Recorded information:
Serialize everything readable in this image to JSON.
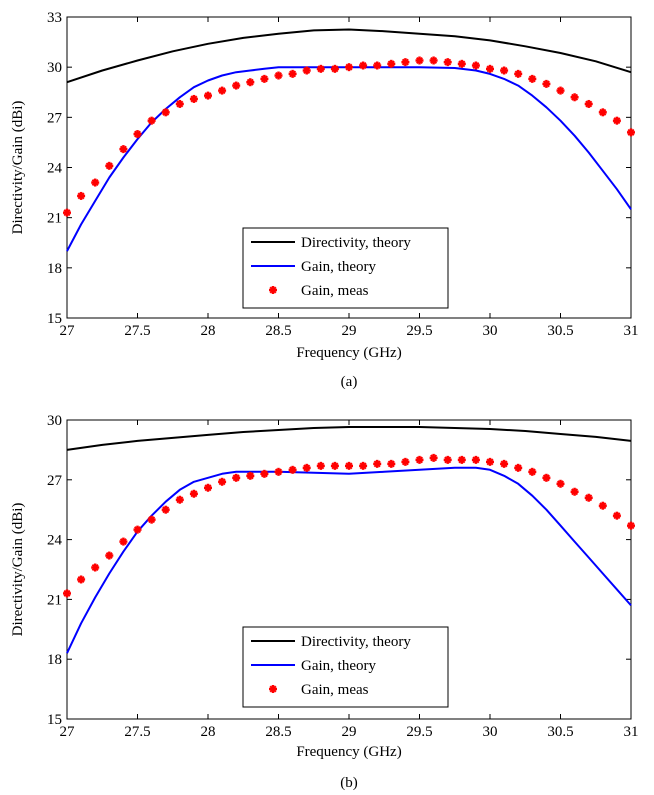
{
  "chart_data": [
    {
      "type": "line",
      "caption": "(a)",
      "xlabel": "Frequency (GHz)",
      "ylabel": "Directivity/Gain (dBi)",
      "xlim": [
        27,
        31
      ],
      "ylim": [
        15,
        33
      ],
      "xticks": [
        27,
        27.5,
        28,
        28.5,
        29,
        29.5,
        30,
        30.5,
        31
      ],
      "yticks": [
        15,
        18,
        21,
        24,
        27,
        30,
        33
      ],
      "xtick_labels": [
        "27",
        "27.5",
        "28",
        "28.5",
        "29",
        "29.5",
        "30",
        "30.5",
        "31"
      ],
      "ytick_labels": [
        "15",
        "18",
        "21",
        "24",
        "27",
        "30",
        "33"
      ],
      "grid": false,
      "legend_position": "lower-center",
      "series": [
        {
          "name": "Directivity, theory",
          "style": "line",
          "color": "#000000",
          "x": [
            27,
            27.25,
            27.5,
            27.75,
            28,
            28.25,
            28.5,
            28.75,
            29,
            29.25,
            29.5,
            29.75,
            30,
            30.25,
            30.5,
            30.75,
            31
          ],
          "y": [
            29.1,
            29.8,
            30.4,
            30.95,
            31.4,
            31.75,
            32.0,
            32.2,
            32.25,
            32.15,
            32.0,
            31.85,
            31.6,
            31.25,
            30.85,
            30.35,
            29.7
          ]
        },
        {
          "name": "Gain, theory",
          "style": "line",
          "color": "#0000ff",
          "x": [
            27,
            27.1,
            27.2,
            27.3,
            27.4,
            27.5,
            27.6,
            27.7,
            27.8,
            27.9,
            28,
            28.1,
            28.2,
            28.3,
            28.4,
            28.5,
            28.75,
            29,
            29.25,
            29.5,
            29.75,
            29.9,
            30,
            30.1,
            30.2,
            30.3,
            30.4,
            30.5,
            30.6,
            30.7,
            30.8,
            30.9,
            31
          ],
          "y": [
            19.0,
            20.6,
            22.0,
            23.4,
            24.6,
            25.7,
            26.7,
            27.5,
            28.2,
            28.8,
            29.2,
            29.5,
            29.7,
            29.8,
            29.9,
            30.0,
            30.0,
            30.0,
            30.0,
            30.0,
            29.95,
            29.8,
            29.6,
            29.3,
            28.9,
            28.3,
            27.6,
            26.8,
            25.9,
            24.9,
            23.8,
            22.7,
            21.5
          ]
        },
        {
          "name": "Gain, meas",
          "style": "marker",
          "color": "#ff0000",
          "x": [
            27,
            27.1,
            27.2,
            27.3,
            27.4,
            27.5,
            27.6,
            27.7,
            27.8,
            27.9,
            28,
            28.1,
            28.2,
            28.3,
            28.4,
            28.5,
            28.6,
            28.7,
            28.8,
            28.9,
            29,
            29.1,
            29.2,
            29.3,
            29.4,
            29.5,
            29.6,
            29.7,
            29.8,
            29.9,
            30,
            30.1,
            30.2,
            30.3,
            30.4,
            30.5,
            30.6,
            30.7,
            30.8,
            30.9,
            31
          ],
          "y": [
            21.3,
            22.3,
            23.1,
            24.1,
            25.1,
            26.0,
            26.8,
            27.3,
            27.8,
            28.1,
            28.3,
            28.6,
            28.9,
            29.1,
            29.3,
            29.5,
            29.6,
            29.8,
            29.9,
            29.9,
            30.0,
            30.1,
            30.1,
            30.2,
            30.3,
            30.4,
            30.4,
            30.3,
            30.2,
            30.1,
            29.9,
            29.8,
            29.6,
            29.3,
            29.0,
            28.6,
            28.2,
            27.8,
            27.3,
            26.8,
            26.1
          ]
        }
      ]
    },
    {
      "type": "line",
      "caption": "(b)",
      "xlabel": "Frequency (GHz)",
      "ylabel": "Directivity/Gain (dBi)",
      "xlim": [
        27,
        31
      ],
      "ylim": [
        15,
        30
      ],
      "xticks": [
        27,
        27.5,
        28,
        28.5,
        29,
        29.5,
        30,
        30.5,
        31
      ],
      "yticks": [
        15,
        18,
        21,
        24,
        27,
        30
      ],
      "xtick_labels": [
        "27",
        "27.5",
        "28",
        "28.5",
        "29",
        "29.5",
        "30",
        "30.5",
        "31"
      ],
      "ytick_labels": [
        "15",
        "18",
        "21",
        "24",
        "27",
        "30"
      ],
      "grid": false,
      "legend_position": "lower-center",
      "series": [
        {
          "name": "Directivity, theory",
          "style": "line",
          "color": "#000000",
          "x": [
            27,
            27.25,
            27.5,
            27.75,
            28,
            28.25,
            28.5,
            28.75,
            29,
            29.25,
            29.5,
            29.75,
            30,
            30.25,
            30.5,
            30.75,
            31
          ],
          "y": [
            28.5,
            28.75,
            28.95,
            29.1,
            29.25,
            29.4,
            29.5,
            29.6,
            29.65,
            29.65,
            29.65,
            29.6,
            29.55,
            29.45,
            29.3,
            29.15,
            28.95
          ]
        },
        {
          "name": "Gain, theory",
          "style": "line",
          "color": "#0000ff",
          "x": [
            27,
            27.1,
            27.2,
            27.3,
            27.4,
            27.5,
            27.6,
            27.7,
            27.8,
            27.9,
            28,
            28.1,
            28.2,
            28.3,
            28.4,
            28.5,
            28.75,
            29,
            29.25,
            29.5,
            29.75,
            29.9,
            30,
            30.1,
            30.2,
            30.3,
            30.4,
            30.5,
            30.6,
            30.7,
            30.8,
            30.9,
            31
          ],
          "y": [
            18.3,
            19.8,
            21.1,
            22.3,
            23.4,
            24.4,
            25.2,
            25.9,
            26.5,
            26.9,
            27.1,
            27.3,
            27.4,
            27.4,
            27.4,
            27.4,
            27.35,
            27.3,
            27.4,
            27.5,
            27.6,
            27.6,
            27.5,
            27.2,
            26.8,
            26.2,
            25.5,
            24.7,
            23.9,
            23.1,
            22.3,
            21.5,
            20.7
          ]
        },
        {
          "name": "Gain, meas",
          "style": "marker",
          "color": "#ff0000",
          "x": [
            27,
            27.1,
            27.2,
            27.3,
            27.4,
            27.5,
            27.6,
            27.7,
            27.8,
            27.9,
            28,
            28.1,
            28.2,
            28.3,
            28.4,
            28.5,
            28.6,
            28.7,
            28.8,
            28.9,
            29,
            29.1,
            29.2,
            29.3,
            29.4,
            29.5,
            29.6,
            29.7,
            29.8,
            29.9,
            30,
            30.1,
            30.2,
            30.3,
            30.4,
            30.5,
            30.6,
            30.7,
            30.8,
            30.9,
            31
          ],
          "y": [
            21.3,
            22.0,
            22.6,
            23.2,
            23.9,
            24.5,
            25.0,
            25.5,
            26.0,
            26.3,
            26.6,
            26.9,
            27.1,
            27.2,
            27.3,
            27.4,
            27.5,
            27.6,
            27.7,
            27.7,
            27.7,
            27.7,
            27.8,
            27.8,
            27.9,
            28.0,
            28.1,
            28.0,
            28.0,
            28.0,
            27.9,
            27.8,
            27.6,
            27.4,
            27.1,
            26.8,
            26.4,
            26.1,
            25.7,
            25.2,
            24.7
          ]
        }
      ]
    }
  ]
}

Problem requirements: Leave out all pictures, then copy the remaining material exactly.

Reply:
Serialize everything readable in this image to JSON.
{
  "chart_data": [
    {
      "type": "line",
      "caption": "(a)",
      "xlabel": "Frequency (GHz)",
      "ylabel": "Directivity/Gain (dBi)",
      "xlim": [
        27,
        31
      ],
      "ylim": [
        15,
        33
      ],
      "xticks": [
        27,
        27.5,
        28,
        28.5,
        29,
        29.5,
        30,
        30.5,
        31
      ],
      "yticks": [
        15,
        18,
        21,
        24,
        27,
        30,
        33
      ],
      "xtick_labels": [
        "27",
        "27.5",
        "28",
        "28.5",
        "29",
        "29.5",
        "30",
        "30.5",
        "31"
      ],
      "ytick_labels": [
        "15",
        "18",
        "21",
        "24",
        "27",
        "30",
        "33"
      ],
      "grid": false,
      "legend_position": "lower-center",
      "series": [
        {
          "name": "Directivity, theory",
          "style": "line",
          "color": "#000000",
          "x": [
            27,
            27.25,
            27.5,
            27.75,
            28,
            28.25,
            28.5,
            28.75,
            29,
            29.25,
            29.5,
            29.75,
            30,
            30.25,
            30.5,
            30.75,
            31
          ],
          "y": [
            29.1,
            29.8,
            30.4,
            30.95,
            31.4,
            31.75,
            32.0,
            32.2,
            32.25,
            32.15,
            32.0,
            31.85,
            31.6,
            31.25,
            30.85,
            30.35,
            29.7
          ]
        },
        {
          "name": "Gain, theory",
          "style": "line",
          "color": "#0000ff",
          "x": [
            27,
            27.1,
            27.2,
            27.3,
            27.4,
            27.5,
            27.6,
            27.7,
            27.8,
            27.9,
            28,
            28.1,
            28.2,
            28.3,
            28.4,
            28.5,
            28.75,
            29,
            29.25,
            29.5,
            29.75,
            29.9,
            30,
            30.1,
            30.2,
            30.3,
            30.4,
            30.5,
            30.6,
            30.7,
            30.8,
            30.9,
            31
          ],
          "y": [
            19.0,
            20.6,
            22.0,
            23.4,
            24.6,
            25.7,
            26.7,
            27.5,
            28.2,
            28.8,
            29.2,
            29.5,
            29.7,
            29.8,
            29.9,
            30.0,
            30.0,
            30.0,
            30.0,
            30.0,
            29.95,
            29.8,
            29.6,
            29.3,
            28.9,
            28.3,
            27.6,
            26.8,
            25.9,
            24.9,
            23.8,
            22.7,
            21.5
          ]
        },
        {
          "name": "Gain, meas",
          "style": "marker",
          "color": "#ff0000",
          "x": [
            27,
            27.1,
            27.2,
            27.3,
            27.4,
            27.5,
            27.6,
            27.7,
            27.8,
            27.9,
            28,
            28.1,
            28.2,
            28.3,
            28.4,
            28.5,
            28.6,
            28.7,
            28.8,
            28.9,
            29,
            29.1,
            29.2,
            29.3,
            29.4,
            29.5,
            29.6,
            29.7,
            29.8,
            29.9,
            30,
            30.1,
            30.2,
            30.3,
            30.4,
            30.5,
            30.6,
            30.7,
            30.8,
            30.9,
            31
          ],
          "y": [
            21.3,
            22.3,
            23.1,
            24.1,
            25.1,
            26.0,
            26.8,
            27.3,
            27.8,
            28.1,
            28.3,
            28.6,
            28.9,
            29.1,
            29.3,
            29.5,
            29.6,
            29.8,
            29.9,
            29.9,
            30.0,
            30.1,
            30.1,
            30.2,
            30.3,
            30.4,
            30.4,
            30.3,
            30.2,
            30.1,
            29.9,
            29.8,
            29.6,
            29.3,
            29.0,
            28.6,
            28.2,
            27.8,
            27.3,
            26.8,
            26.1
          ]
        }
      ]
    },
    {
      "type": "line",
      "caption": "(b)",
      "xlabel": "Frequency (GHz)",
      "ylabel": "Directivity/Gain (dBi)",
      "xlim": [
        27,
        31
      ],
      "ylim": [
        15,
        30
      ],
      "xticks": [
        27,
        27.5,
        28,
        28.5,
        29,
        29.5,
        30,
        30.5,
        31
      ],
      "yticks": [
        15,
        18,
        21,
        24,
        27,
        30
      ],
      "xtick_labels": [
        "27",
        "27.5",
        "28",
        "28.5",
        "29",
        "29.5",
        "30",
        "30.5",
        "31"
      ],
      "ytick_labels": [
        "15",
        "18",
        "21",
        "24",
        "27",
        "30"
      ],
      "grid": false,
      "legend_position": "lower-center",
      "series": [
        {
          "name": "Directivity, theory",
          "style": "line",
          "color": "#000000",
          "x": [
            27,
            27.25,
            27.5,
            27.75,
            28,
            28.25,
            28.5,
            28.75,
            29,
            29.25,
            29.5,
            29.75,
            30,
            30.25,
            30.5,
            30.75,
            31
          ],
          "y": [
            28.5,
            28.75,
            28.95,
            29.1,
            29.25,
            29.4,
            29.5,
            29.6,
            29.65,
            29.65,
            29.65,
            29.6,
            29.55,
            29.45,
            29.3,
            29.15,
            28.95
          ]
        },
        {
          "name": "Gain, theory",
          "style": "line",
          "color": "#0000ff",
          "x": [
            27,
            27.1,
            27.2,
            27.3,
            27.4,
            27.5,
            27.6,
            27.7,
            27.8,
            27.9,
            28,
            28.1,
            28.2,
            28.3,
            28.4,
            28.5,
            28.75,
            29,
            29.25,
            29.5,
            29.75,
            29.9,
            30,
            30.1,
            30.2,
            30.3,
            30.4,
            30.5,
            30.6,
            30.7,
            30.8,
            30.9,
            31
          ],
          "y": [
            18.3,
            19.8,
            21.1,
            22.3,
            23.4,
            24.4,
            25.2,
            25.9,
            26.5,
            26.9,
            27.1,
            27.3,
            27.4,
            27.4,
            27.4,
            27.4,
            27.35,
            27.3,
            27.4,
            27.5,
            27.6,
            27.6,
            27.5,
            27.2,
            26.8,
            26.2,
            25.5,
            24.7,
            23.9,
            23.1,
            22.3,
            21.5,
            20.7
          ]
        },
        {
          "name": "Gain, meas",
          "style": "marker",
          "color": "#ff0000",
          "x": [
            27,
            27.1,
            27.2,
            27.3,
            27.4,
            27.5,
            27.6,
            27.7,
            27.8,
            27.9,
            28,
            28.1,
            28.2,
            28.3,
            28.4,
            28.5,
            28.6,
            28.7,
            28.8,
            28.9,
            29,
            29.1,
            29.2,
            29.3,
            29.4,
            29.5,
            29.6,
            29.7,
            29.8,
            29.9,
            30,
            30.1,
            30.2,
            30.3,
            30.4,
            30.5,
            30.6,
            30.7,
            30.8,
            30.9,
            31
          ],
          "y": [
            21.3,
            22.0,
            22.6,
            23.2,
            23.9,
            24.5,
            25.0,
            25.5,
            26.0,
            26.3,
            26.6,
            26.9,
            27.1,
            27.2,
            27.3,
            27.4,
            27.5,
            27.6,
            27.7,
            27.7,
            27.7,
            27.7,
            27.8,
            27.8,
            27.9,
            28.0,
            28.1,
            28.0,
            28.0,
            28.0,
            27.9,
            27.8,
            27.6,
            27.4,
            27.1,
            26.8,
            26.4,
            26.1,
            25.7,
            25.2,
            24.7
          ]
        }
      ]
    }
  ]
}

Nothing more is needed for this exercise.